### [Given request 1]
In the records, change "catchword" to "footer-word" everywhere it occurs, from the first line up to and including the line with "section-numeral: L V I.", and give those lines again with nothing else altered.

### [Excerpted text]

▬▬▬▬▬▬

Injustice In The American Penal System
by Prema Oza
April 17, 2000
‘Teacher,’ writer, strong, black woman, activist, leader, wrongfully imprisoned prisoner – all labels used to describe Angela Davis, past and present. Of them all, perhaps activist is the most appropriate, as is witnessed by her life of struggle, injustice, and by her ardent desire to help others. In an era with few worthy icons, she stands virtually alone.
Davis was in Detroit in February, speaking at Wayne State University on behalf of various campus groups. In a stirring lecture titled, “Beyond the Prison Industrial Complex,” she painstakingly outlined the long and sordid past of prison systems in the United States. To the average, informed Canadian, it is clear that these conditions sadly mirror our own system. Or, at the very least, the US scenario is where we could be headed pretty damn soon, as we as a nation begin to toy with the idea of privatization.
“Privatization of health care, education and punishment” go hand-in-hand for state legislators and lawmakers, according to Davis. Other similarities exist, such as the growing rate of aboriginal, non-white, and other socially stratified men and women. Another alarming similarity is the rise in drug-related sentencing in Canada. According to Davis, “the US imprisons more citizens proportionately than any other country in the world. By February 15, two million people will be incarcerated in federal, state, and county jails.”
The over-capacity audience was led through an intricate and unscrupulous maze of covert prison ideology and the skewed priorities of correctional facilities in the United States: “confinement,” “containment,” dehumanization and rehabilitation according to “societal norms”, rather than education, actual rehabilitation and eventual release for non-dangerous offenders. As a frequent visitor to correctional facilities to do outreach with inmates, she also highlighted what she has seen firsthand: the gender component of incarceration, that the numbers for women in prison “are increasing at a rate higher than men.”
Davis knows all too well the stark reality of life inside the American corrections establishment. As a member of the Black Panther Party, she was falsely accused and imprisoned on charges of murder and conspiracy, only to win an eventual acquittal and release after public protest in 1972.
Incarceration wasn’t always the American way when it came to criminal deterrence. As the economy became further de-industrialized, Davis says, the economy adjusted itself accordingly, and government saw less of a need to preoccupy itself with matters of low political relevance, such as social spending, and more with issues like corporate investment, structural adjustment programs (SAP) and trade negotiations with equally suspect nations.
In the post civil war era, “the criminal legal system developed along the side of segregation; and the reservation system; and the development of the industrial proletariat and rising immigration. The US annexed Hawai’i [and] Puerto Rico, and thwarted Cuban independence.” In the spirit of “Reagonomics” during the latter half of the 1990’s, a so-called “war on drugs” took place, and prisons in America burgeoned under the strain.
In this new era of global capitalism, Davis made a strong argument for the virtual cottage industries thriving inside prisons in North America. Such industries are “extremely profitable” and “analogous to Asian sweatshops”. Today, prison industries are “more profitable than unionized labor” in a way that moving production south was cheaper for multinational corporations. Indeed, Davis is correct in assuming that as long as corporate might is right in North America, “the power of corporations will rise to be an unbridling power.”

▬▬▬▬▬▬

### [Entries supplied]
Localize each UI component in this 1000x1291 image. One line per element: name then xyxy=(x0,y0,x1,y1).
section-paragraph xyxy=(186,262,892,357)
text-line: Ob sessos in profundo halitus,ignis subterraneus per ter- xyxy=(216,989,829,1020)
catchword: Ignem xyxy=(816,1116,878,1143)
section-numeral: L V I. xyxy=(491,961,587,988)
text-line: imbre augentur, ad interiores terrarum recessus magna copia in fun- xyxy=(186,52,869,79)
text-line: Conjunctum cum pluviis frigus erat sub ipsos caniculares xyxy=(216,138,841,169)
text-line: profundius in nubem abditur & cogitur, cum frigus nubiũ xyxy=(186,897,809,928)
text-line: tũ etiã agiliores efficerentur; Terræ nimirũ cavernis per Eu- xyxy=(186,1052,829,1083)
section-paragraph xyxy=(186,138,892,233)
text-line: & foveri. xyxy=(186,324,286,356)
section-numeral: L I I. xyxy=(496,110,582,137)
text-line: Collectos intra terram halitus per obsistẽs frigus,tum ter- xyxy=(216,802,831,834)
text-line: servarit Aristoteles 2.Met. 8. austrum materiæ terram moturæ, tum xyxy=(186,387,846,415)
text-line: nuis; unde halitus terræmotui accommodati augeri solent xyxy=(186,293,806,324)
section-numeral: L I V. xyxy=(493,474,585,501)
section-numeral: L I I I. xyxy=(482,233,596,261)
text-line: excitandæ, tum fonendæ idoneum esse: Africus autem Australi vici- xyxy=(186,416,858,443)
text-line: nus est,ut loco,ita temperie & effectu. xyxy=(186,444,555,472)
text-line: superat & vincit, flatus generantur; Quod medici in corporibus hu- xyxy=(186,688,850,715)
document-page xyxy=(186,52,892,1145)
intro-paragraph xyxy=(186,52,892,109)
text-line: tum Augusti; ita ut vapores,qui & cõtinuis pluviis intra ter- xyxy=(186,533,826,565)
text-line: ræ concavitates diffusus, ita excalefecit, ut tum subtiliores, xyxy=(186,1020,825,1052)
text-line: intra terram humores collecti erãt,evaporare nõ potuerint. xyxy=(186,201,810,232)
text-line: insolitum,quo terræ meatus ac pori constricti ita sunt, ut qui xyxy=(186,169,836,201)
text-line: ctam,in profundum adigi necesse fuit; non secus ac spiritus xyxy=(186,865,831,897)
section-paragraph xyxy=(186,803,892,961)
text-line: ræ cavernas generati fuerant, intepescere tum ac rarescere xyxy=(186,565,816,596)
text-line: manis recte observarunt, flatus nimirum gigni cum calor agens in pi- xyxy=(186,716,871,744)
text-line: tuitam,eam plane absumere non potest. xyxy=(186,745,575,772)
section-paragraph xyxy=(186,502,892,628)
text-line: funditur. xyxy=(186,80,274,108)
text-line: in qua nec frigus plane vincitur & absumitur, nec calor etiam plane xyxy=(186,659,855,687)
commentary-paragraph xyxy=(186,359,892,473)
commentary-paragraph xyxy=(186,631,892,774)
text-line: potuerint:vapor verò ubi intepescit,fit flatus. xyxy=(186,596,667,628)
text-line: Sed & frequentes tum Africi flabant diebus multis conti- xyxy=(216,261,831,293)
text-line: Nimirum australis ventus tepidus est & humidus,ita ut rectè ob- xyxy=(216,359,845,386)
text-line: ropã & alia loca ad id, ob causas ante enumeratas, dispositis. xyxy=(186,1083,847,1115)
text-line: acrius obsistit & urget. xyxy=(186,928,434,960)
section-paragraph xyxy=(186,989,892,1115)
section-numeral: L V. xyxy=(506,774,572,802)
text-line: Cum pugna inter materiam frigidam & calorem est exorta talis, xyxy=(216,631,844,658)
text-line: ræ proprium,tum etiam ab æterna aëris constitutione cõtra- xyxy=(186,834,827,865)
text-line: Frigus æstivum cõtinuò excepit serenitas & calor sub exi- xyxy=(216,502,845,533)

▬▬▬▬▬▬

### [Given request 2]
Transcribe the passage of the article on the American penal system from "Davis knows all" up to and including "equally suspect nations.".

### [Correct output 1]
Localize each UI component in this 1000x1291 image. One line per element: name then xyxy=(x0,y0,x1,y1).
section-paragraph xyxy=(186,262,892,357)
text-line: Ob sessos in profundo halitus,ignis subterraneus per ter- xyxy=(216,989,829,1020)
footer-word: Ignem xyxy=(816,1116,878,1143)
section-numeral: L V I. xyxy=(491,961,587,988)

### [Correct output 2]
Davis knows all too well the stark reality of life inside the American corrections establishment. As a member of the Black Panther Party, she was falsely accused and imprisoned on charges of murder and conspiracy, only to win an eventual acquittal and release after public protest in 1972.
Incarceration wasn’t always the American way when it came to criminal deterrence. As the economy became further de-industrialized, Davis says, the economy adjusted itself accordingly, and government saw less of a need to preoccupy itself with matters of low political relevance, such as social spending, and more with issues like corporate investment, structural adjustment programs (SAP) and trade negotiations with equally suspect nations.